### Problem to work on:
Show every line in the records below that contains the word "Lira".

### Data excerpts:
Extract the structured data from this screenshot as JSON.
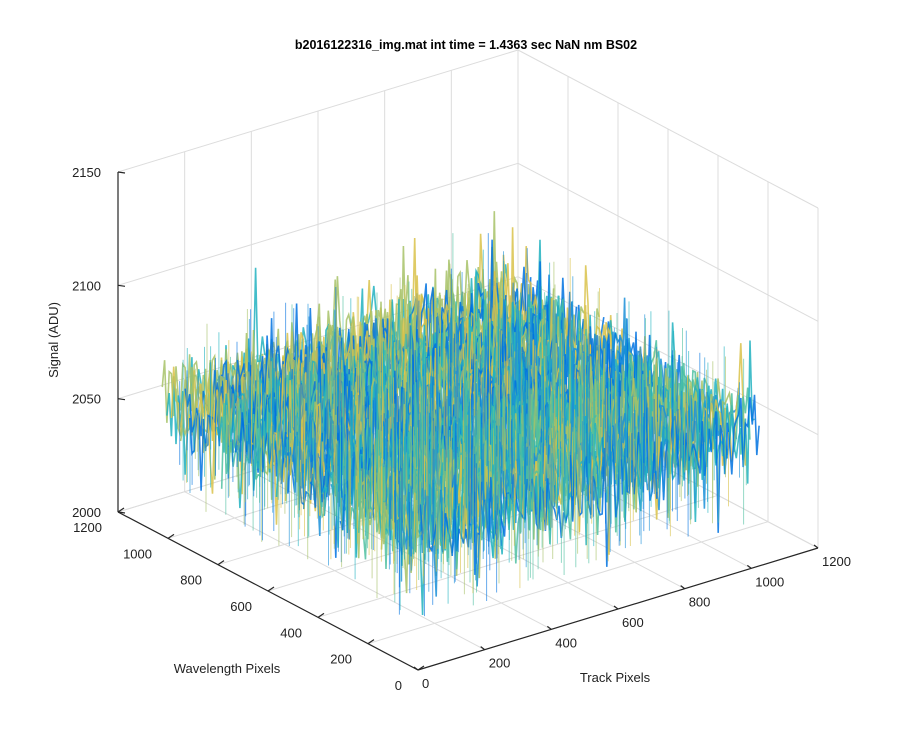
{
  "figure": {
    "background": "#ffffff"
  },
  "chart_data": {
    "type": "surface",
    "title": "b2016122316_img.mat int time = 1.4363 sec  NaN nm BS02",
    "zlabel": "Signal (ADU)",
    "xlabel": "Track Pixels",
    "ylabel": "Wavelength Pixels",
    "xlim": [
      0,
      1200
    ],
    "ylim": [
      0,
      1200
    ],
    "zlim": [
      2000,
      2150
    ],
    "xticks": [
      "0",
      "200",
      "400",
      "600",
      "800",
      "1000",
      "1200"
    ],
    "yticks": [
      "0",
      "200",
      "400",
      "600",
      "800",
      "1000",
      "1200"
    ],
    "zticks": [
      "2000",
      "2050",
      "2100",
      "2150"
    ],
    "x_extent": [
      1,
      1024
    ],
    "y_extent": [
      1,
      1024
    ],
    "z_mean": 2060,
    "z_range_observed": [
      2020,
      2130
    ],
    "grid": true,
    "colormap": "parula",
    "colors": [
      "#0072e0",
      "#1a8fd8",
      "#22b2c0",
      "#4fc0a0",
      "#a7c267",
      "#d9c24a"
    ]
  }
}
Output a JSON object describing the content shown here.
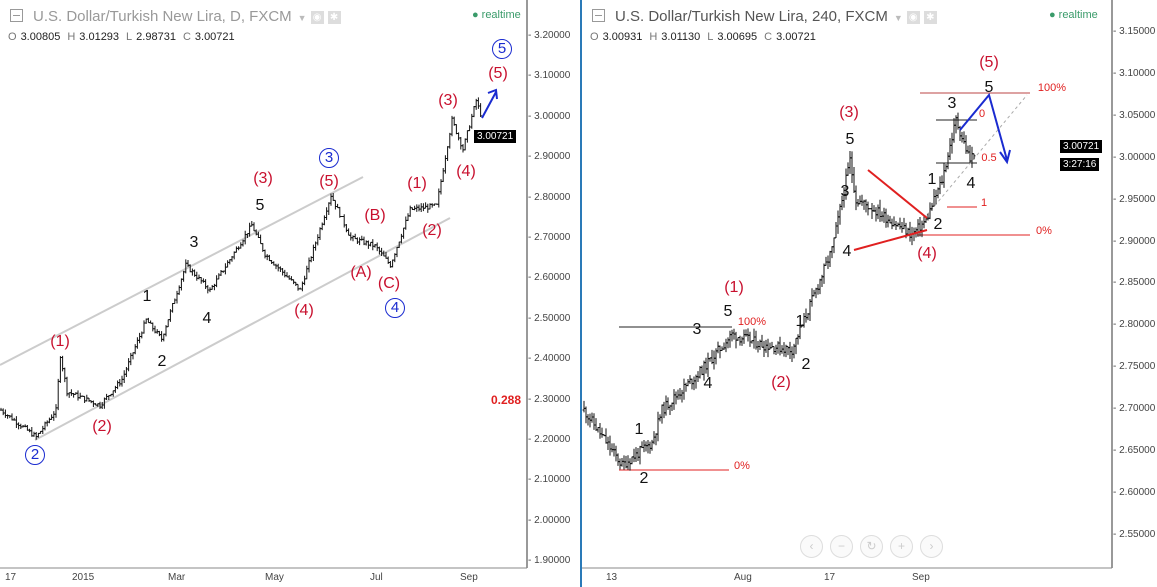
{
  "left": {
    "title": "U.S. Dollar/Turkish New Lira, D, FXCM",
    "realtime": "realtime",
    "ohlc": {
      "o_label": "O",
      "o": "3.00805",
      "h_label": "H",
      "h": "3.01293",
      "l_label": "L",
      "l": "2.98731",
      "c_label": "C",
      "c": "3.00721"
    },
    "price_ticks": [
      "3.20000",
      "3.10000",
      "3.00000",
      "2.90000",
      "2.80000",
      "2.70000",
      "2.60000",
      "2.50000",
      "2.40000",
      "2.30000",
      "2.20000",
      "2.10000",
      "2.00000",
      "1.90000"
    ],
    "time_ticks": [
      "17",
      "2015",
      "Mar",
      "May",
      "Jul",
      "Sep"
    ],
    "last_price": "3.00721",
    "fib_label": "0.288",
    "labels": [
      "(1)",
      "(2)",
      "1",
      "2",
      "3",
      "4",
      "5",
      "(3)",
      "(4)",
      "(5)",
      "3",
      "(A)",
      "(B)",
      "(C)",
      "4",
      "(1)",
      "(2)",
      "(3)",
      "(4)",
      "(5)",
      "5",
      "2"
    ]
  },
  "right": {
    "title": "U.S. Dollar/Turkish New Lira, 240, FXCM",
    "realtime": "realtime",
    "ohlc": {
      "o_label": "O",
      "o": "3.00931",
      "h_label": "H",
      "h": "3.01130",
      "l_label": "L",
      "l": "3.00695",
      "c_label": "C",
      "c": "3.00721"
    },
    "price_ticks": [
      "3.15000",
      "3.10000",
      "3.05000",
      "3.00000",
      "2.95000",
      "2.90000",
      "2.85000",
      "2.80000",
      "2.75000",
      "2.70000",
      "2.65000",
      "2.60000",
      "2.55000"
    ],
    "time_ticks": [
      "13",
      "Aug",
      "17",
      "Sep"
    ],
    "last_price": "3.00721",
    "countdown": "3:27:16",
    "labels": [
      "(1)",
      "5",
      "3",
      "4",
      "100%",
      "1",
      "2",
      "(2)",
      "1",
      "2",
      "0%",
      "(3)",
      "5",
      "3",
      "4",
      "1",
      "2",
      "(4)",
      "3",
      "4",
      "5",
      "(5)",
      "100%",
      "0.5",
      "1",
      "0%",
      "0"
    ],
    "nav_buttons": [
      "‹",
      "−",
      "↻",
      "+",
      "›"
    ]
  },
  "colors": {
    "wave_red": "#c8102e",
    "wave_blue": "#1a2bd0",
    "fib_red": "#e02020"
  },
  "chart_data": [
    {
      "type": "ohlc",
      "symbol": "USDTRY",
      "timeframe": "D",
      "ylim": [
        1.9,
        3.2
      ],
      "path": [
        [
          0,
          2.274
        ],
        [
          16,
          2.207
        ],
        [
          25,
          2.274
        ],
        [
          27,
          2.41
        ],
        [
          30,
          2.32
        ],
        [
          45,
          2.286
        ],
        [
          55,
          2.35
        ],
        [
          66,
          2.497
        ],
        [
          73,
          2.45
        ],
        [
          84,
          2.633
        ],
        [
          95,
          2.57
        ],
        [
          114,
          2.732
        ],
        [
          120,
          2.66
        ],
        [
          136,
          2.571
        ],
        [
          150,
          2.806
        ],
        [
          159,
          2.7
        ],
        [
          170,
          2.68
        ],
        [
          177,
          2.633
        ],
        [
          186,
          2.77
        ],
        [
          198,
          2.78
        ],
        [
          205,
          2.992
        ],
        [
          210,
          2.92
        ],
        [
          216,
          3.04
        ],
        [
          218,
          3.007
        ]
      ]
    },
    {
      "type": "ohlc",
      "symbol": "USDTRY",
      "timeframe": "240",
      "ylim": [
        2.52,
        3.16
      ],
      "path": [
        [
          0,
          2.699
        ],
        [
          19,
          2.633
        ],
        [
          34,
          2.66
        ],
        [
          39,
          2.699
        ],
        [
          59,
          2.747
        ],
        [
          74,
          2.789
        ],
        [
          89,
          2.777
        ],
        [
          104,
          2.771
        ],
        [
          109,
          2.8
        ],
        [
          124,
          2.89
        ],
        [
          133,
          2.997
        ],
        [
          136,
          2.95
        ],
        [
          144,
          2.94
        ],
        [
          164,
          2.908
        ],
        [
          171,
          2.925
        ],
        [
          179,
          2.973
        ],
        [
          186,
          3.045
        ],
        [
          193,
          2.997
        ],
        [
          195,
          3.007
        ]
      ]
    }
  ]
}
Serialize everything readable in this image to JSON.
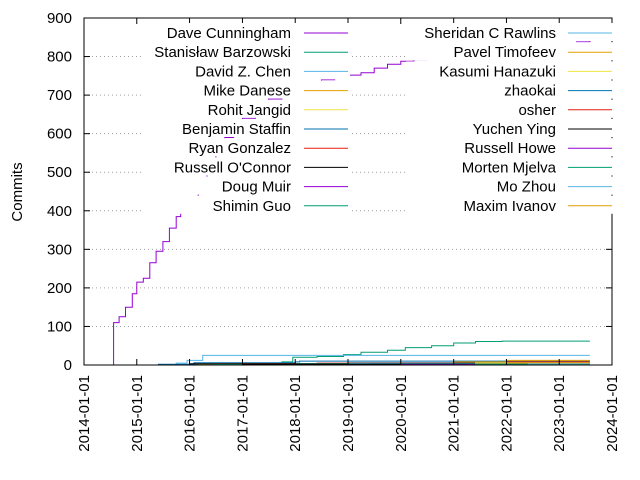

### The solution:
    "title": "U.S. Dollar/Turkish New Lira, D, FXCM",
    "title": "U.S. Dollar/Turkish New Lira, 240, FXCM",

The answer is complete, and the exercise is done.